• RECORDS SHOWN:
begin

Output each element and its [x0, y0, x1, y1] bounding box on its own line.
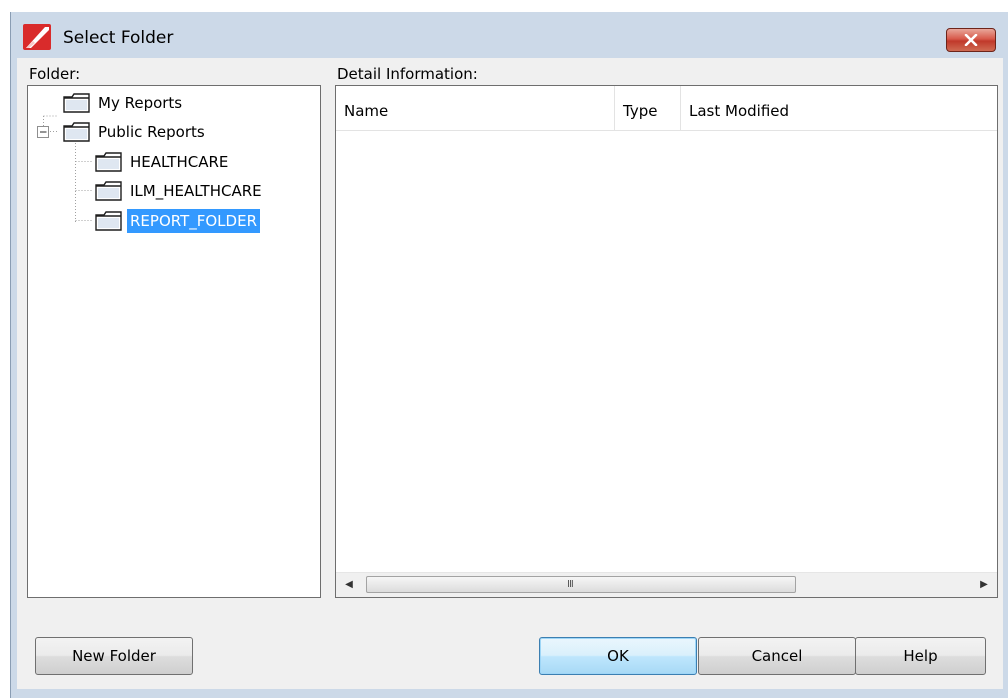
title-bar[interactable]: Select Folder [11, 12, 1008, 58]
dialog-window: Select Folder Folder: Detail Information… [10, 12, 1008, 698]
folder-tree[interactable]: My Reports Public Reports HEALTHCARE ILM… [27, 85, 321, 598]
folder-icon [95, 181, 122, 201]
scroll-left-arrow-icon[interactable]: ◀ [338, 573, 360, 597]
scrollbar-thumb[interactable]: III [366, 576, 796, 593]
tree-item-label: HEALTHCARE [130, 153, 229, 171]
horizontal-scrollbar[interactable]: ◀ III ▶ [336, 572, 997, 597]
tree-item-label: My Reports [98, 94, 183, 112]
tree-item-label: REPORT_FOLDER [127, 209, 260, 233]
new-folder-button[interactable]: New Folder [35, 637, 193, 675]
cancel-button[interactable]: Cancel [698, 637, 856, 675]
help-button[interactable]: Help [855, 637, 986, 675]
close-icon [964, 34, 978, 46]
ok-button[interactable]: OK [539, 637, 697, 675]
window-frame-bottom [11, 689, 1008, 698]
red-app-logo-icon [23, 24, 51, 50]
column-header-type[interactable]: Type [615, 86, 680, 130]
folder-icon [95, 211, 122, 231]
folder-icon [95, 152, 122, 172]
folder-icon [63, 122, 90, 142]
column-header-name[interactable]: Name [336, 86, 614, 130]
scroll-right-arrow-icon[interactable]: ▶ [973, 573, 995, 597]
window-title: Select Folder [63, 28, 174, 48]
tree-item-label: Public Reports [98, 123, 205, 141]
table-header: Name Type Last Modified [336, 86, 997, 131]
tree-item-label: ILM_HEALTHCARE [130, 182, 262, 200]
close-button[interactable] [946, 28, 996, 52]
column-header-last-modified[interactable]: Last Modified [681, 86, 997, 130]
dialog-content: Folder: Detail Information: My Reports P… [17, 58, 1003, 689]
collapse-toggle[interactable] [37, 126, 49, 138]
folder-label: Folder: [29, 65, 81, 83]
detail-table[interactable]: Name Type Last Modified ◀ III ▶ [335, 85, 998, 598]
detail-information-label: Detail Information: [337, 65, 478, 83]
folder-icon [63, 93, 90, 113]
scrollbar-grip: III [567, 579, 574, 590]
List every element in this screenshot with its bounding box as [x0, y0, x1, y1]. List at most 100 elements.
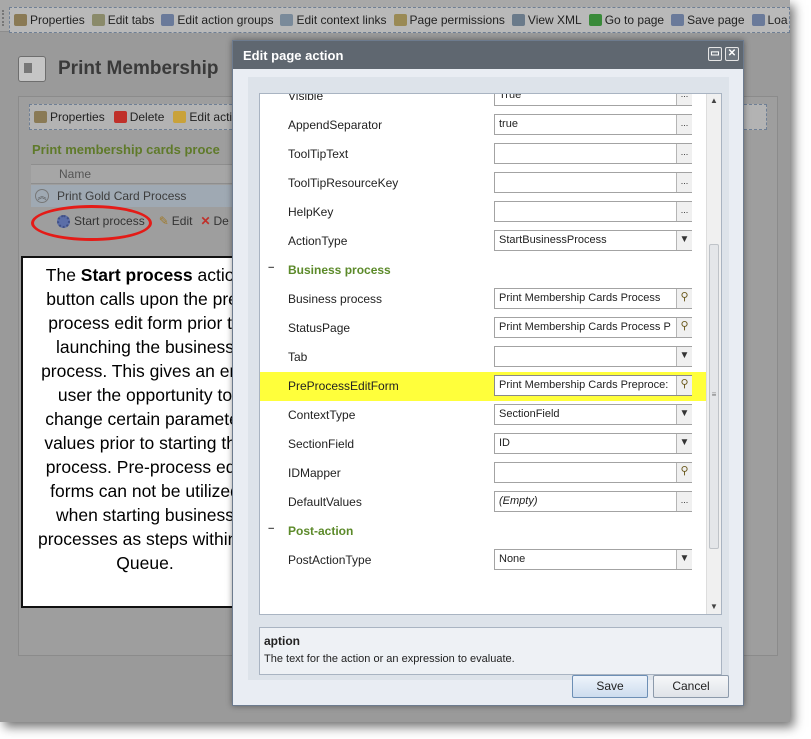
page-header: Print Membership — [18, 56, 218, 82]
search-icon[interactable]: ⚲ — [676, 318, 692, 337]
scroll-grip-icon: ≡ — [711, 390, 717, 399]
toolbar-item-loa[interactable]: Loa — [751, 13, 788, 27]
property-grid-scrollbar[interactable]: ▲ ≡ ▼ — [706, 94, 721, 614]
dropdown-arrow-icon[interactable]: ▼ — [676, 231, 692, 250]
search-icon[interactable]: ⚲ — [676, 289, 692, 308]
property-label: ContextType — [288, 408, 356, 422]
save-icon — [671, 14, 685, 26]
property-row-defaultvalues[interactable]: DefaultValues (Empty)... — [260, 488, 708, 517]
toolbar-grip[interactable] — [2, 10, 6, 26]
toolbar-item-label: Properties — [30, 13, 85, 27]
property-value-field[interactable]: Print Membership Cards Process — [494, 288, 692, 309]
delete-label: De — [213, 214, 229, 228]
go-icon — [588, 14, 602, 26]
property-label: ToolTipResourceKey — [288, 176, 399, 190]
toolbar-item-properties[interactable]: Properties — [14, 13, 85, 27]
callout-lead: The — [45, 265, 81, 285]
toolbar-item-view-xml[interactable]: View XML — [511, 13, 582, 27]
toolbar-item-label: Loa — [767, 13, 788, 27]
ellipsis-button[interactable]: ... — [676, 144, 692, 163]
property-value-field[interactable] — [494, 462, 692, 483]
property-row-statuspage[interactable]: StatusPage Print Membership Cards Process… — [260, 314, 708, 343]
property-value-field[interactable]: (Empty) — [494, 491, 692, 512]
ellipsis-button[interactable]: ... — [676, 202, 692, 221]
scrollbar-thumb[interactable]: ≡ — [709, 244, 719, 549]
edit-action-icon — [173, 111, 187, 123]
save-button[interactable]: Save — [572, 675, 648, 698]
property-row-tooltiptext[interactable]: ToolTipText... — [260, 140, 708, 169]
search-icon[interactable]: ⚲ — [676, 463, 692, 482]
property-row-tooltipresourcekey[interactable]: ToolTipResourceKey... — [260, 169, 708, 198]
toolbar-item-save-page[interactable]: Save page — [671, 13, 745, 27]
grid-row-name: Print Gold Card Process — [57, 189, 187, 203]
property-label: Post-action — [288, 524, 354, 538]
property-grid: Visible True... AppendSeparator true... Tool… — [259, 93, 722, 615]
property-value-field[interactable]: True — [494, 94, 692, 106]
maximize-icon[interactable]: ▭ — [708, 47, 722, 61]
property-value-field[interactable] — [494, 346, 692, 367]
description-text: The text for the action or an expression… — [264, 653, 515, 665]
property-row-contexttype[interactable]: ContextType SectionField ▼ — [260, 401, 708, 430]
property-value-field[interactable] — [494, 172, 692, 193]
property-value-field[interactable] — [494, 201, 692, 222]
collapse-category-icon[interactable]: − — [268, 524, 278, 535]
property-value-field[interactable]: SectionField — [494, 404, 692, 425]
property-value-field[interactable]: None — [494, 549, 692, 570]
dialog-body: Visible True... AppendSeparator true... Tool… — [248, 77, 729, 680]
collapse-category-icon[interactable]: − — [268, 263, 278, 274]
property-value-field[interactable]: Print Membership Cards Preproce: — [494, 375, 692, 396]
property-row-helpkey[interactable]: HelpKey... — [260, 198, 708, 227]
toolbar-item-label: Edit context links — [296, 13, 387, 27]
screenshot-frame: Properties Edit tabs Edit action groups Edi… — [0, 0, 790, 722]
property-value-field[interactable]: Print Membership Cards Process P — [494, 317, 692, 338]
property-row-idmapper[interactable]: IDMapper ⚲ — [260, 459, 708, 488]
property-row-appendseparator[interactable]: AppendSeparator true... — [260, 111, 708, 140]
property-row-business-process[interactable]: Business process Print Membership Cards P… — [260, 285, 708, 314]
ellipsis-button[interactable]: ... — [676, 115, 692, 134]
toolbar-item-edit-tabs[interactable]: Edit tabs — [91, 13, 154, 27]
property-value-field[interactable]: true — [494, 114, 692, 135]
dropdown-arrow-icon[interactable]: ▼ — [676, 434, 692, 453]
property-label: ToolTipText — [288, 147, 349, 161]
toolbar-item-go-to-page[interactable]: Go to page — [588, 13, 664, 27]
dropdown-arrow-icon[interactable]: ▼ — [676, 347, 692, 366]
dialog-titlebar[interactable]: Edit page action ▭ ✕ — [233, 41, 743, 69]
section-toolbar-label: Properties — [50, 110, 105, 124]
property-row-preprocesseditform[interactable]: PreProcessEditForm Print Membership Cards… — [260, 372, 708, 401]
grid-row[interactable]: ︽ Print Gold Card Process — [31, 185, 251, 207]
collapse-row-icon[interactable]: ︽ — [35, 189, 49, 203]
grid-header-name[interactable]: Name — [31, 164, 251, 184]
category-business-process[interactable]: − Business process — [260, 256, 708, 285]
property-value-field[interactable] — [494, 143, 692, 164]
close-icon[interactable]: ✕ — [725, 47, 739, 61]
delete-button[interactable]: ✕ De — [200, 214, 228, 228]
property-row-tab[interactable]: Tab ▼ — [260, 343, 708, 372]
toolbar-items: Properties Edit tabs Edit action groups Edi… — [9, 7, 790, 33]
property-value-field[interactable]: ID — [494, 433, 692, 454]
ellipsis-button[interactable]: ... — [676, 492, 692, 511]
property-row-postactiontype[interactable]: PostActionType None ▼ — [260, 546, 708, 575]
property-description-panel: aption The text for the action or an exp… — [259, 627, 722, 675]
section-toolbar-edit-actio[interactable]: Edit actio — [173, 110, 239, 124]
ellipsis-button[interactable]: ... — [676, 173, 692, 192]
toolbar-item-edit-action-groups[interactable]: Edit action groups — [161, 13, 273, 27]
scroll-down-arrow-icon[interactable]: ▼ — [710, 602, 718, 611]
section-toolbar-delete[interactable]: Delete — [113, 110, 164, 124]
category-post-action[interactable]: − Post-action — [260, 517, 708, 546]
ellipsis-button[interactable]: ... — [676, 94, 692, 105]
section-toolbar-properties[interactable]: Properties — [34, 110, 105, 124]
page-icon — [18, 56, 46, 82]
dropdown-arrow-icon[interactable]: ▼ — [676, 550, 692, 569]
dropdown-arrow-icon[interactable]: ▼ — [676, 405, 692, 424]
cancel-button[interactable]: Cancel — [653, 675, 729, 698]
toolbar-item-page-permissions[interactable]: Page permissions — [393, 13, 505, 27]
search-icon[interactable]: ⚲ — [676, 376, 692, 395]
property-row-actiontype[interactable]: ActionType StartBusinessProcess ▼ — [260, 227, 708, 256]
edit-page-action-dialog: Edit page action ▭ ✕ Visible True... Appen… — [232, 40, 744, 706]
property-row-sectionfield[interactable]: SectionField ID ▼ — [260, 430, 708, 459]
scroll-up-arrow-icon[interactable]: ▲ — [710, 96, 718, 105]
toolbar-item-edit-context-links[interactable]: Edit context links — [280, 13, 387, 27]
property-value-field[interactable]: StartBusinessProcess — [494, 230, 692, 251]
edit-button[interactable]: ✎ Edit — [159, 214, 193, 228]
property-row-visible[interactable]: Visible True... — [260, 94, 708, 111]
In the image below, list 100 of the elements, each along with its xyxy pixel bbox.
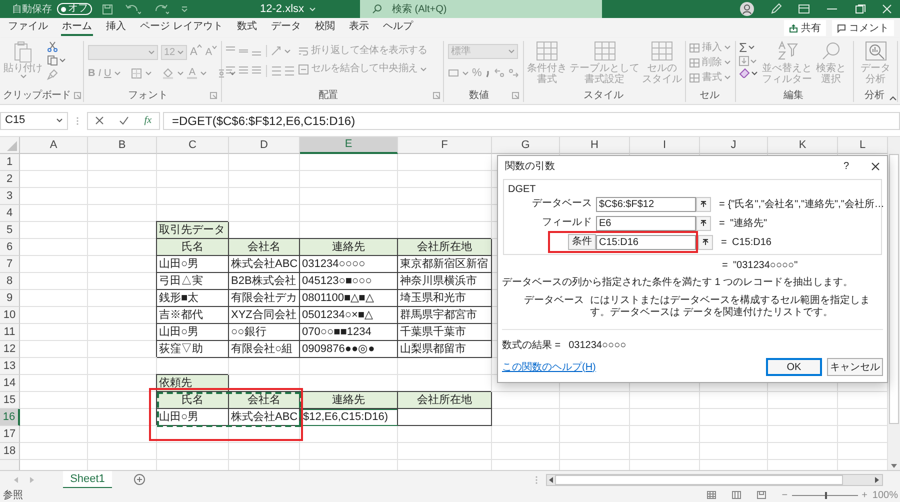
row-header[interactable]: 18 [0,443,20,460]
comment-button[interactable]: コメント [832,20,894,36]
row-header[interactable]: 10 [0,307,20,324]
avatar-icon[interactable] [740,2,754,16]
align-right-icon[interactable] [251,66,262,76]
font-name-field[interactable] [88,44,158,60]
sheet-tab[interactable]: Sheet1 [63,470,112,488]
row-header[interactable]: 9 [0,290,20,307]
borders-icon[interactable] [131,68,142,78]
column-header[interactable]: G [492,137,560,154]
row-header[interactable]: 2 [0,171,20,188]
row-header[interactable]: 16 [0,409,20,426]
align-left-icon[interactable] [225,66,236,76]
currency-icon[interactable] [448,68,459,78]
column-header[interactable]: I [630,137,700,154]
row-header[interactable]: 17 [0,426,20,443]
formula-field[interactable]: =DGET($C$6:$F$12,E6,C15:D16) [163,112,900,130]
menu-tab[interactable]: ファイル [7,20,49,36]
menu-tab[interactable]: 校閲 [314,20,336,36]
undo-icon[interactable] [125,4,141,14]
zoom-slider-thumb[interactable] [824,492,827,498]
menu-tab[interactable]: 数式 [236,20,258,36]
redo-icon[interactable] [153,4,169,14]
menu-tab[interactable]: 挿入 [105,20,127,36]
copy-icon[interactable] [47,55,58,66]
add-sheet-icon[interactable] [134,474,145,485]
next-sheet-icon[interactable] [30,476,34,482]
row-header[interactable]: 13 [0,358,20,375]
file-name[interactable]: 12-2.xlsx [260,0,304,18]
menu-tab[interactable]: データ [270,20,302,36]
row-header[interactable]: 14 [0,375,20,392]
autosave-toggle[interactable]: オフ [57,3,92,15]
column-header[interactable]: K [768,137,838,154]
horizontal-scrollbar[interactable] [546,474,883,486]
select-all-icon[interactable] [7,141,17,151]
column-header[interactable]: F [398,137,492,154]
row-header[interactable]: 1 [0,154,20,171]
insert-function-button[interactable]: fx [144,113,152,128]
share-button[interactable]: 共有 [784,20,826,36]
menu-tab[interactable]: ページ レイアウト [139,20,224,36]
page-break-view-icon[interactable] [756,491,766,499]
fill-down-icon[interactable] [739,56,749,66]
brush-icon[interactable] [47,69,58,80]
decrease-indent-icon[interactable] [271,66,282,76]
enter-icon[interactable] [119,116,130,125]
row-header[interactable]: 6 [0,239,20,256]
argument-field[interactable]: E6 [596,216,696,230]
restore-icon[interactable] [854,4,866,14]
menu-tab[interactable]: ホーム [61,20,93,36]
row-header[interactable]: 7 [0,256,20,273]
decrease-decimal-icon[interactable] [508,68,519,78]
column-header[interactable]: L [838,137,888,154]
row-header[interactable]: 5 [0,222,20,239]
row-header[interactable]: 11 [0,324,20,341]
fill-color-icon[interactable] [162,68,174,78]
increase-decimal-icon[interactable] [494,68,505,78]
collapse-ribbon-icon[interactable] [889,96,897,101]
pen-icon[interactable] [770,3,782,15]
page-layout-view-icon[interactable] [732,491,741,499]
help-button[interactable]: ? [843,158,849,174]
eraser-icon[interactable] [739,68,750,78]
argument-field[interactable]: $C$6:$F$12 [596,196,696,212]
scissors-icon[interactable] [47,41,58,52]
close-icon[interactable] [871,162,880,170]
column-header[interactable]: C [157,137,229,154]
column-header[interactable]: J [700,137,768,154]
normal-view-icon[interactable] [706,491,716,499]
menu-tab[interactable]: ヘルプ [382,20,414,36]
row-header[interactable]: 3 [0,188,20,205]
collapse-dialog-button[interactable] [698,234,713,250]
search-field[interactable]: 検索 (Alt+Q) [392,2,572,16]
previous-sheet-icon[interactable] [14,476,18,482]
column-header[interactable]: H [560,137,630,154]
search-box[interactable]: 検索 (Alt+Q) [360,0,602,18]
collapse-dialog-button[interactable] [696,196,711,212]
increase-indent-icon[interactable] [284,66,295,76]
save-icon[interactable] [102,4,113,14]
vertical-scrollbar[interactable] [888,137,900,470]
collapse-dialog-button[interactable] [696,216,711,230]
dialog-button[interactable]: キャンセル [827,358,883,376]
column-header[interactable]: A [20,137,88,154]
row-header[interactable]: 4 [0,205,20,222]
cancel-icon[interactable] [95,116,104,125]
ribbon-display-icon[interactable] [798,4,810,14]
row-header[interactable]: 8 [0,273,20,290]
column-header[interactable]: B [88,137,157,154]
dialog-button[interactable]: OK [766,358,822,376]
column-header[interactable]: E [300,137,398,154]
editing-cell[interactable]: $12,E6,C15:D16) [300,409,398,426]
name-box[interactable]: C15 [0,112,68,130]
customize-caret-icon[interactable] [181,6,188,12]
orientation-icon[interactable] [271,46,282,56]
row-header[interactable]: 15 [0,392,20,409]
column-header[interactable]: D [229,137,300,154]
autosum-button[interactable]: Σ [739,41,748,54]
help-link[interactable]: この関数のヘルプ(H) [502,360,596,374]
argument-field[interactable]: C15:D16 [596,234,696,250]
menu-tab[interactable]: 表示 [348,20,370,36]
align-center-icon[interactable] [238,66,249,76]
phonetic-icon[interactable] [217,68,226,78]
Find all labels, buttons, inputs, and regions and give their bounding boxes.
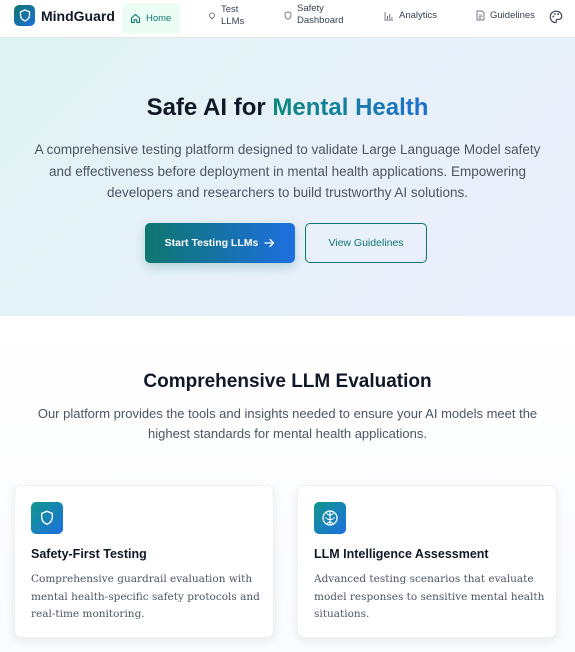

end

• WORK INSTRUCTIONS: Can you arrange the listing above, from the line with "row-header[interactable]: 18 [0,443,20,460]" up to and including the line with "sheet-tab[interactable]: Sheet1 [63,470,112,488]", as a Markdown table with the columns Row and Entry, omitting any blank lines?

• SOLUTION TO THE EXERCISE:
| Row | Entry |
|---|---|
| 1 | row-header[interactable]: 18 [0,443,20,460] |
| 2 | comment-button[interactable]: コメント [832,20,894,36] |
| 3 | row-header[interactable]: 10 [0,307,20,324] |
| 4 | avatar-icon[interactable] [740,2,754,16] |
| 5 | align-right-icon[interactable] [251,66,262,76] |
| 6 | font-name-field[interactable] [88,44,158,60] |
| 7 | sheet-tab[interactable]: Sheet1 [63,470,112,488] |